The exercise
Set down every entry word for word. Omit the pictures.

Supplied material
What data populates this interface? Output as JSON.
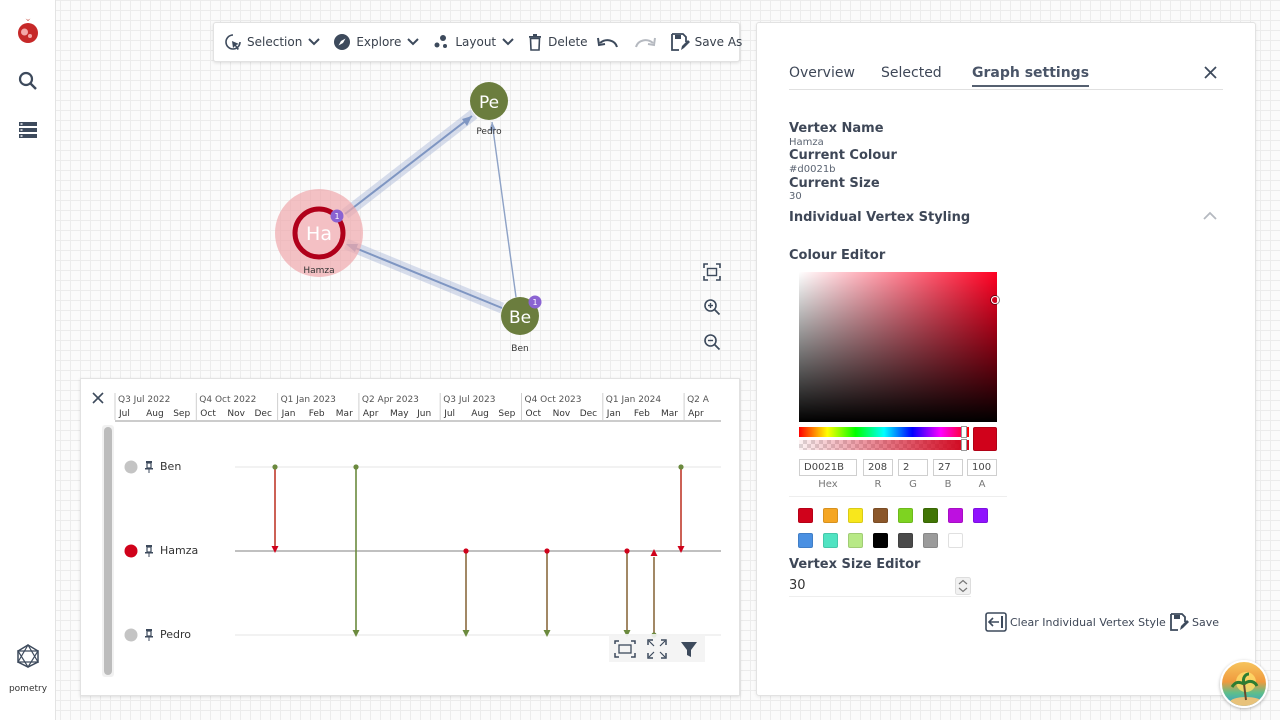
{
  "app": {
    "brand": "pometry"
  },
  "rail": {
    "items": [
      "logo-icon",
      "search-icon",
      "list-icon",
      "graph-icon"
    ]
  },
  "toolbar": {
    "selection_label": "Selection",
    "explore_label": "Explore",
    "layout_label": "Layout",
    "delete_label": "Delete",
    "save_as_label": "Save As"
  },
  "graph": {
    "nodes": [
      {
        "abbr": "Pe",
        "name": "Pedro",
        "color": "#6b7d3e"
      },
      {
        "abbr": "Ha",
        "name": "Hamza",
        "color": "#d0021b",
        "selected": true,
        "badge": "1"
      },
      {
        "abbr": "Be",
        "name": "Ben",
        "color": "#6b7d3e",
        "badge": "1"
      }
    ]
  },
  "timeline": {
    "quarters": [
      "Q3 Jul 2022",
      "Q4 Oct 2022",
      "Q1 Jan 2023",
      "Q2 Apr 2023",
      "Q3 Jul 2023",
      "Q4 Oct 2023",
      "Q1 Jan 2024",
      "Q2 A"
    ],
    "months": [
      "Jul",
      "Aug",
      "Sep",
      "Oct",
      "Nov",
      "Dec",
      "Jan",
      "Feb",
      "Mar",
      "Apr",
      "May",
      "Jun",
      "Jul",
      "Aug",
      "Sep",
      "Oct",
      "Nov",
      "Dec",
      "Jan",
      "Feb",
      "Mar",
      "Apr"
    ],
    "rows": [
      {
        "name": "Ben",
        "dot_color": "#c4c4c4"
      },
      {
        "name": "Hamza",
        "dot_color": "#d0021b"
      },
      {
        "name": "Pedro",
        "dot_color": "#c4c4c4"
      }
    ]
  },
  "panel": {
    "tabs": [
      "Overview",
      "Selected",
      "Graph settings"
    ],
    "active_tab": "Graph settings",
    "vertex_name_label": "Vertex Name",
    "vertex_name_value": "Hamza",
    "current_colour_label": "Current Colour",
    "current_colour_value": "#d0021b",
    "current_size_label": "Current Size",
    "current_size_value": "30",
    "individual_styling_label": "Individual Vertex Styling",
    "colour_editor_label": "Colour Editor",
    "colour": {
      "hex": "D0021B",
      "r": "208",
      "g": "2",
      "b": "27",
      "a": "100"
    },
    "colour_labels": {
      "hex": "Hex",
      "r": "R",
      "g": "G",
      "b": "B",
      "a": "A"
    },
    "swatches": [
      "#d0021b",
      "#f5a623",
      "#f8e71c",
      "#8b572a",
      "#7ed321",
      "#417505",
      "#bd10e0",
      "#9013fe",
      "#4a90e2",
      "#50e3c2",
      "#b8e986",
      "#000000",
      "#4a4a4a",
      "#9b9b9b",
      "#ffffff"
    ],
    "vertex_size_editor_label": "Vertex Size Editor",
    "vertex_size_value": "30",
    "clear_style_label": "Clear Individual Vertex Style",
    "save_label": "Save"
  },
  "colors": {
    "accent": "#d0021b",
    "node_green": "#6b7d3e",
    "edge_blue": "#8ea2c6",
    "badge_purple": "#8a63d2"
  }
}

The output
What data populates this interface? Output as JSON.
{
  "app": {
    "brand": "pometry"
  },
  "rail": {
    "items": [
      "logo-icon",
      "search-icon",
      "list-icon",
      "graph-icon"
    ]
  },
  "toolbar": {
    "selection_label": "Selection",
    "explore_label": "Explore",
    "layout_label": "Layout",
    "delete_label": "Delete",
    "save_as_label": "Save As"
  },
  "graph": {
    "nodes": [
      {
        "abbr": "Pe",
        "name": "Pedro",
        "color": "#6b7d3e"
      },
      {
        "abbr": "Ha",
        "name": "Hamza",
        "color": "#d0021b",
        "selected": true,
        "badge": "1"
      },
      {
        "abbr": "Be",
        "name": "Ben",
        "color": "#6b7d3e",
        "badge": "1"
      }
    ]
  },
  "timeline": {
    "quarters": [
      "Q3 Jul 2022",
      "Q4 Oct 2022",
      "Q1 Jan 2023",
      "Q2 Apr 2023",
      "Q3 Jul 2023",
      "Q4 Oct 2023",
      "Q1 Jan 2024",
      "Q2 A"
    ],
    "months": [
      "Jul",
      "Aug",
      "Sep",
      "Oct",
      "Nov",
      "Dec",
      "Jan",
      "Feb",
      "Mar",
      "Apr",
      "May",
      "Jun",
      "Jul",
      "Aug",
      "Sep",
      "Oct",
      "Nov",
      "Dec",
      "Jan",
      "Feb",
      "Mar",
      "Apr"
    ],
    "rows": [
      {
        "name": "Ben",
        "dot_color": "#c4c4c4"
      },
      {
        "name": "Hamza",
        "dot_color": "#d0021b"
      },
      {
        "name": "Pedro",
        "dot_color": "#c4c4c4"
      }
    ]
  },
  "panel": {
    "tabs": [
      "Overview",
      "Selected",
      "Graph settings"
    ],
    "active_tab": "Graph settings",
    "vertex_name_label": "Vertex Name",
    "vertex_name_value": "Hamza",
    "current_colour_label": "Current Colour",
    "current_colour_value": "#d0021b",
    "current_size_label": "Current Size",
    "current_size_value": "30",
    "individual_styling_label": "Individual Vertex Styling",
    "colour_editor_label": "Colour Editor",
    "colour": {
      "hex": "D0021B",
      "r": "208",
      "g": "2",
      "b": "27",
      "a": "100"
    },
    "colour_labels": {
      "hex": "Hex",
      "r": "R",
      "g": "G",
      "b": "B",
      "a": "A"
    },
    "swatches": [
      "#d0021b",
      "#f5a623",
      "#f8e71c",
      "#8b572a",
      "#7ed321",
      "#417505",
      "#bd10e0",
      "#9013fe",
      "#4a90e2",
      "#50e3c2",
      "#b8e986",
      "#000000",
      "#4a4a4a",
      "#9b9b9b",
      "#ffffff"
    ],
    "vertex_size_editor_label": "Vertex Size Editor",
    "vertex_size_value": "30",
    "clear_style_label": "Clear Individual Vertex Style",
    "save_label": "Save"
  },
  "colors": {
    "accent": "#d0021b",
    "node_green": "#6b7d3e",
    "edge_blue": "#8ea2c6",
    "badge_purple": "#8a63d2"
  }
}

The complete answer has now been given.